■ Set exercise ■
Please transcribe the data below exactly. Leave the pictures out.

■ Available data ■
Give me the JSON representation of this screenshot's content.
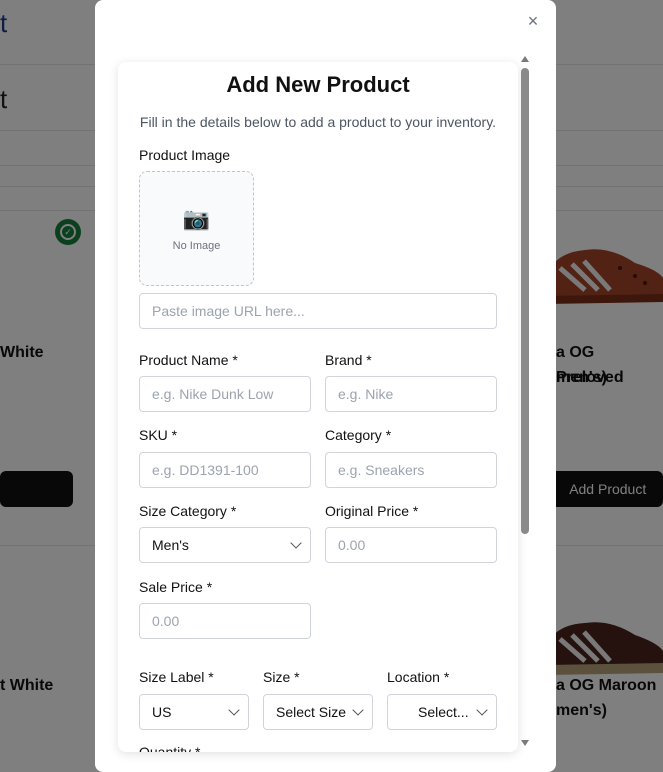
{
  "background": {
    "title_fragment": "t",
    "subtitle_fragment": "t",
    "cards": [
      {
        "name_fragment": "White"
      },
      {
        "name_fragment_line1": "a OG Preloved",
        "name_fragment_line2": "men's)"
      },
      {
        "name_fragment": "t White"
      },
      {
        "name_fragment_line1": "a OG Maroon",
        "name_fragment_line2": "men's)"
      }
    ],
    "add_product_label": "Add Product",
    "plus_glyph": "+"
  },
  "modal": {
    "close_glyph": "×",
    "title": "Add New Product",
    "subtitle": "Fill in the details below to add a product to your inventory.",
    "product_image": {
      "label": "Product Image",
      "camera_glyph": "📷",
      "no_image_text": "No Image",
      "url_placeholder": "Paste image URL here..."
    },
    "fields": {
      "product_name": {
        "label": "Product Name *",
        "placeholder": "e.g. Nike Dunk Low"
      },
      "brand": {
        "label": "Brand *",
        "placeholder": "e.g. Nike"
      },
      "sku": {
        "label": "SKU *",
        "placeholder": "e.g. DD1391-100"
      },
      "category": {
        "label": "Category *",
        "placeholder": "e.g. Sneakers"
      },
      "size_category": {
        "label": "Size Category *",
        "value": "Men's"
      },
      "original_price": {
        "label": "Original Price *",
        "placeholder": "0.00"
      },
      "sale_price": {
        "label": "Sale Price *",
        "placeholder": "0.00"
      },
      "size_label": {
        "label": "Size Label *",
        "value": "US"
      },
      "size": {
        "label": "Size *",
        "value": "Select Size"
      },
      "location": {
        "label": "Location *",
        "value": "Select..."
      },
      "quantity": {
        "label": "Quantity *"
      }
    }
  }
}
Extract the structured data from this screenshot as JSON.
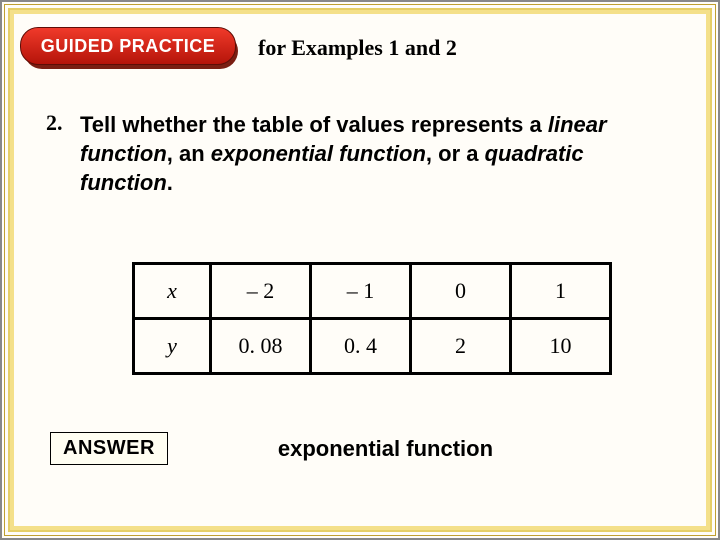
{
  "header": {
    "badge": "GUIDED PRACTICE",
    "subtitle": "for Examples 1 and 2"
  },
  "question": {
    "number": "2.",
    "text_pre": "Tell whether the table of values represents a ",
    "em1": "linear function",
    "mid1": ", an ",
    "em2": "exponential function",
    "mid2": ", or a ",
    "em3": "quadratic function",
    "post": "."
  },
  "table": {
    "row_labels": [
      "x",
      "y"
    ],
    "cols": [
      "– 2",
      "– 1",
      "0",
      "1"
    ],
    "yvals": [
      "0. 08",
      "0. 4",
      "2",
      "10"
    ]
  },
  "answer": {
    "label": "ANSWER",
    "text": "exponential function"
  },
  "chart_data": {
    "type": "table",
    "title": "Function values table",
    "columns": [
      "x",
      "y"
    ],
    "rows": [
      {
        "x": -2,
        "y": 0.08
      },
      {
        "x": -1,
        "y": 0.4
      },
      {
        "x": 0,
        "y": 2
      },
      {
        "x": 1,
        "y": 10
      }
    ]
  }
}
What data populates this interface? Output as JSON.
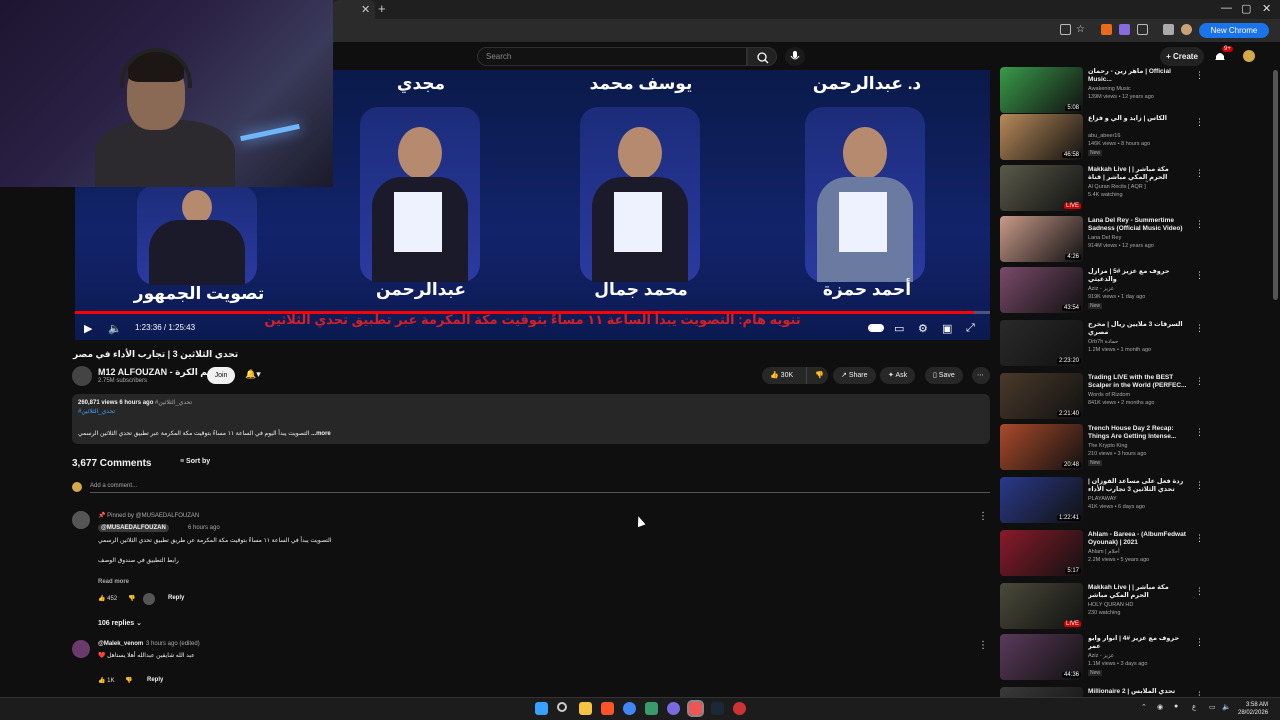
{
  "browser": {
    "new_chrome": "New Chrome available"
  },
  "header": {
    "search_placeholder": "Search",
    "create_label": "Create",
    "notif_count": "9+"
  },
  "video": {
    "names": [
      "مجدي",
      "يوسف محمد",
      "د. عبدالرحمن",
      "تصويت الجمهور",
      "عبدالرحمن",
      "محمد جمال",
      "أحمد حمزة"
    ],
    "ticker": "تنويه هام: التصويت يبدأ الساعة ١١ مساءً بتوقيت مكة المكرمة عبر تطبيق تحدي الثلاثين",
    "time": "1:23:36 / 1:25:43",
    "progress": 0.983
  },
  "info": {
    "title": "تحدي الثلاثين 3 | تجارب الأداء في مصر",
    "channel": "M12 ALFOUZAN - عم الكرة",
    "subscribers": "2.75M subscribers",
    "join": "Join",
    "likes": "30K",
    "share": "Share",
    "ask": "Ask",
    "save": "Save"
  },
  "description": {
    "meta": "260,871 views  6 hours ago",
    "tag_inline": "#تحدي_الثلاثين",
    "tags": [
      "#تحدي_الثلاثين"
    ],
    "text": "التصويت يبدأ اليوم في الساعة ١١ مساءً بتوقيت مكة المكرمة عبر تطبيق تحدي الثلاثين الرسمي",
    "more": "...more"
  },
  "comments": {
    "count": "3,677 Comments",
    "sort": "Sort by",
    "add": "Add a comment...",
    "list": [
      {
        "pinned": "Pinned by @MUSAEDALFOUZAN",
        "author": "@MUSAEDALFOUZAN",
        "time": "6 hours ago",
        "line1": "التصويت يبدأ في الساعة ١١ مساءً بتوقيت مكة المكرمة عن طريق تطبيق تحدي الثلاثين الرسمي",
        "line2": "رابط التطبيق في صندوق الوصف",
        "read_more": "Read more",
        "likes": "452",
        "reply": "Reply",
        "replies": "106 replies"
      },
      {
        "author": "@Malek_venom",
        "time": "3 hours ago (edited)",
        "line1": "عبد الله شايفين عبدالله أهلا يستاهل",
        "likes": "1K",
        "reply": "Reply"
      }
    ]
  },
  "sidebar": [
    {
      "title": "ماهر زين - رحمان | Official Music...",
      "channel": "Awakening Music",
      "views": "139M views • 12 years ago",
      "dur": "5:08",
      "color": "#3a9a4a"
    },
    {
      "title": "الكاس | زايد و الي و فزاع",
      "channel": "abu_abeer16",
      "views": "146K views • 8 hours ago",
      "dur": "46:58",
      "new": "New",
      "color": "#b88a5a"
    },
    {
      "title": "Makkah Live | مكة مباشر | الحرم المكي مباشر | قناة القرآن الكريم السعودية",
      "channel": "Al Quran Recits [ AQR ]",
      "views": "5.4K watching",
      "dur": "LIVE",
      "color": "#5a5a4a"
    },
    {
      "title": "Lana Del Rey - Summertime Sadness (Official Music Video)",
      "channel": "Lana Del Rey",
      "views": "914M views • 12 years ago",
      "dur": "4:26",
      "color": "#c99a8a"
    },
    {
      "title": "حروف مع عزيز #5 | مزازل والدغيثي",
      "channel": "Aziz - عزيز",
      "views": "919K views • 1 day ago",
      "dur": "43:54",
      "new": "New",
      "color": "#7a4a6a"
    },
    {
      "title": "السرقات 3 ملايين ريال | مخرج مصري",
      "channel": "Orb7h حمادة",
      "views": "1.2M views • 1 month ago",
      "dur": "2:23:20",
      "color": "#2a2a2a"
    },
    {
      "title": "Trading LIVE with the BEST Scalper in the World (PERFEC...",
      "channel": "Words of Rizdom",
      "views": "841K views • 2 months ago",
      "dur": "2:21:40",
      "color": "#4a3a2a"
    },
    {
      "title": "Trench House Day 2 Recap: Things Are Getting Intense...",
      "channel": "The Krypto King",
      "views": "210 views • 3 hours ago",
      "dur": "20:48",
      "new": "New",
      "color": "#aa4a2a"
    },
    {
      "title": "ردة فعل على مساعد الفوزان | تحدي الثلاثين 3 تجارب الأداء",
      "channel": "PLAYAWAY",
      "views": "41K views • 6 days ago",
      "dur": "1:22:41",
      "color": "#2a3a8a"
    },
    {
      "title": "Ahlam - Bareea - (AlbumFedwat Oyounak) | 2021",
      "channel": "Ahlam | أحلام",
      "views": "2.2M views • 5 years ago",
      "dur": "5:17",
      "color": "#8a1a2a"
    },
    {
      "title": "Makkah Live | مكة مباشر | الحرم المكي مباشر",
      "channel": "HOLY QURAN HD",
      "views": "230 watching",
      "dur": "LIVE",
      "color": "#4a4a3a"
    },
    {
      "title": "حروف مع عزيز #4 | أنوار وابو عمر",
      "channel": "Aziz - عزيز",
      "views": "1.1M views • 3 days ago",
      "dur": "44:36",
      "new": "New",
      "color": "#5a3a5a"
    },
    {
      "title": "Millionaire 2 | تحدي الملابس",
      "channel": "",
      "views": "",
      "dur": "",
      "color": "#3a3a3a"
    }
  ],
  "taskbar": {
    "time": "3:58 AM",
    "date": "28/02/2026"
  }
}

■ Complete response ■
Give me the JSON representation of this screenshot's content.
{
  "background": {
    "title_fragment": "t",
    "subtitle_fragment": "t",
    "cards": [
      {
        "name_fragment": "White"
      },
      {
        "name_fragment_line1": "a OG Preloved",
        "name_fragment_line2": "men's)"
      },
      {
        "name_fragment": "t White"
      },
      {
        "name_fragment_line1": "a OG Maroon",
        "name_fragment_line2": "men's)"
      }
    ],
    "add_product_label": "Add Product",
    "plus_glyph": "+"
  },
  "modal": {
    "close_glyph": "×",
    "title": "Add New Product",
    "subtitle": "Fill in the details below to add a product to your inventory.",
    "product_image": {
      "label": "Product Image",
      "camera_glyph": "📷",
      "no_image_text": "No Image",
      "url_placeholder": "Paste image URL here..."
    },
    "fields": {
      "product_name": {
        "label": "Product Name *",
        "placeholder": "e.g. Nike Dunk Low"
      },
      "brand": {
        "label": "Brand *",
        "placeholder": "e.g. Nike"
      },
      "sku": {
        "label": "SKU *",
        "placeholder": "e.g. DD1391-100"
      },
      "category": {
        "label": "Category *",
        "placeholder": "e.g. Sneakers"
      },
      "size_category": {
        "label": "Size Category *",
        "value": "Men's"
      },
      "original_price": {
        "label": "Original Price *",
        "placeholder": "0.00"
      },
      "sale_price": {
        "label": "Sale Price *",
        "placeholder": "0.00"
      },
      "size_label": {
        "label": "Size Label *",
        "value": "US"
      },
      "size": {
        "label": "Size *",
        "value": "Select Size"
      },
      "location": {
        "label": "Location *",
        "value": "Select..."
      },
      "quantity": {
        "label": "Quantity *"
      }
    }
  }
}
Extract the structured data from this screenshot as JSON.
{
  "header": {
    "badge": "GUIDED PRACTICE",
    "subtitle": "for Examples 1 and 2"
  },
  "question": {
    "number": "2.",
    "text_pre": "Tell whether the table of values represents a ",
    "em1": "linear function",
    "mid1": ", an ",
    "em2": "exponential function",
    "mid2": ", or a ",
    "em3": "quadratic function",
    "post": "."
  },
  "table": {
    "row_labels": [
      "x",
      "y"
    ],
    "cols": [
      "– 2",
      "– 1",
      "0",
      "1"
    ],
    "yvals": [
      "0. 08",
      "0. 4",
      "2",
      "10"
    ]
  },
  "answer": {
    "label": "ANSWER",
    "text": "exponential function"
  },
  "chart_data": {
    "type": "table",
    "title": "Function values table",
    "columns": [
      "x",
      "y"
    ],
    "rows": [
      {
        "x": -2,
        "y": 0.08
      },
      {
        "x": -1,
        "y": 0.4
      },
      {
        "x": 0,
        "y": 2
      },
      {
        "x": 1,
        "y": 10
      }
    ]
  }
}
What data populates this interface? Output as JSON.
{
  "browser": {
    "new_chrome": "New Chrome available"
  },
  "header": {
    "search_placeholder": "Search",
    "create_label": "Create",
    "notif_count": "9+"
  },
  "video": {
    "names": [
      "مجدي",
      "يوسف محمد",
      "د. عبدالرحمن",
      "تصويت الجمهور",
      "عبدالرحمن",
      "محمد جمال",
      "أحمد حمزة"
    ],
    "ticker": "تنويه هام: التصويت يبدأ الساعة ١١ مساءً بتوقيت مكة المكرمة عبر تطبيق تحدي الثلاثين",
    "time": "1:23:36 / 1:25:43",
    "progress": 0.983
  },
  "info": {
    "title": "تحدي الثلاثين 3 | تجارب الأداء في مصر",
    "channel": "M12 ALFOUZAN - عم الكرة",
    "subscribers": "2.75M subscribers",
    "join": "Join",
    "likes": "30K",
    "share": "Share",
    "ask": "Ask",
    "save": "Save"
  },
  "description": {
    "meta": "260,871 views  6 hours ago",
    "tag_inline": "#تحدي_الثلاثين",
    "tags": [
      "#تحدي_الثلاثين"
    ],
    "text": "التصويت يبدأ اليوم في الساعة ١١ مساءً بتوقيت مكة المكرمة عبر تطبيق تحدي الثلاثين الرسمي",
    "more": "...more"
  },
  "comments": {
    "count": "3,677 Comments",
    "sort": "Sort by",
    "add": "Add a comment...",
    "list": [
      {
        "pinned": "Pinned by @MUSAEDALFOUZAN",
        "author": "@MUSAEDALFOUZAN",
        "time": "6 hours ago",
        "line1": "التصويت يبدأ في الساعة ١١ مساءً بتوقيت مكة المكرمة عن طريق تطبيق تحدي الثلاثين الرسمي",
        "line2": "رابط التطبيق في صندوق الوصف",
        "read_more": "Read more",
        "likes": "452",
        "reply": "Reply",
        "replies": "106 replies"
      },
      {
        "author": "@Malek_venom",
        "time": "3 hours ago (edited)",
        "line1": "عبد الله شايفين عبدالله أهلا يستاهل",
        "likes": "1K",
        "reply": "Reply"
      }
    ]
  },
  "sidebar": [
    {
      "title": "ماهر زين - رحمان | Official Music...",
      "channel": "Awakening Music",
      "views": "139M views • 12 years ago",
      "dur": "5:08",
      "color": "#3a9a4a"
    },
    {
      "title": "الكاس | زايد و الي و فزاع",
      "channel": "abu_abeer16",
      "views": "146K views • 8 hours ago",
      "dur": "46:58",
      "new": "New",
      "color": "#b88a5a"
    },
    {
      "title": "Makkah Live | مكة مباشر | الحرم المكي مباشر | قناة القرآن الكريم السعودية",
      "channel": "Al Quran Recits [ AQR ]",
      "views": "5.4K watching",
      "dur": "LIVE",
      "color": "#5a5a4a"
    },
    {
      "title": "Lana Del Rey - Summertime Sadness (Official Music Video)",
      "channel": "Lana Del Rey",
      "views": "914M views • 12 years ago",
      "dur": "4:26",
      "color": "#c99a8a"
    },
    {
      "title": "حروف مع عزيز #5 | مزازل والدغيثي",
      "channel": "Aziz - عزيز",
      "views": "919K views • 1 day ago",
      "dur": "43:54",
      "new": "New",
      "color": "#7a4a6a"
    },
    {
      "title": "السرقات 3 ملايين ريال | مخرج مصري",
      "channel": "Orb7h حمادة",
      "views": "1.2M views • 1 month ago",
      "dur": "2:23:20",
      "color": "#2a2a2a"
    },
    {
      "title": "Trading LIVE with the BEST Scalper in the World (PERFEC...",
      "channel": "Words of Rizdom",
      "views": "841K views • 2 months ago",
      "dur": "2:21:40",
      "color": "#4a3a2a"
    },
    {
      "title": "Trench House Day 2 Recap: Things Are Getting Intense...",
      "channel": "The Krypto King",
      "views": "210 views • 3 hours ago",
      "dur": "20:48",
      "new": "New",
      "color": "#aa4a2a"
    },
    {
      "title": "ردة فعل على مساعد الفوزان | تحدي الثلاثين 3 تجارب الأداء",
      "channel": "PLAYAWAY",
      "views": "41K views • 6 days ago",
      "dur": "1:22:41",
      "color": "#2a3a8a"
    },
    {
      "title": "Ahlam - Bareea - (AlbumFedwat Oyounak) | 2021",
      "channel": "Ahlam | أحلام",
      "views": "2.2M views • 5 years ago",
      "dur": "5:17",
      "color": "#8a1a2a"
    },
    {
      "title": "Makkah Live | مكة مباشر | الحرم المكي مباشر",
      "channel": "HOLY QURAN HD",
      "views": "230 watching",
      "dur": "LIVE",
      "color": "#4a4a3a"
    },
    {
      "title": "حروف مع عزيز #4 | أنوار وابو عمر",
      "channel": "Aziz - عزيز",
      "views": "1.1M views • 3 days ago",
      "dur": "44:36",
      "new": "New",
      "color": "#5a3a5a"
    },
    {
      "title": "Millionaire 2 | تحدي الملابس",
      "channel": "",
      "views": "",
      "dur": "",
      "color": "#3a3a3a"
    }
  ],
  "taskbar": {
    "time": "3:58 AM",
    "date": "28/02/2026"
  }
}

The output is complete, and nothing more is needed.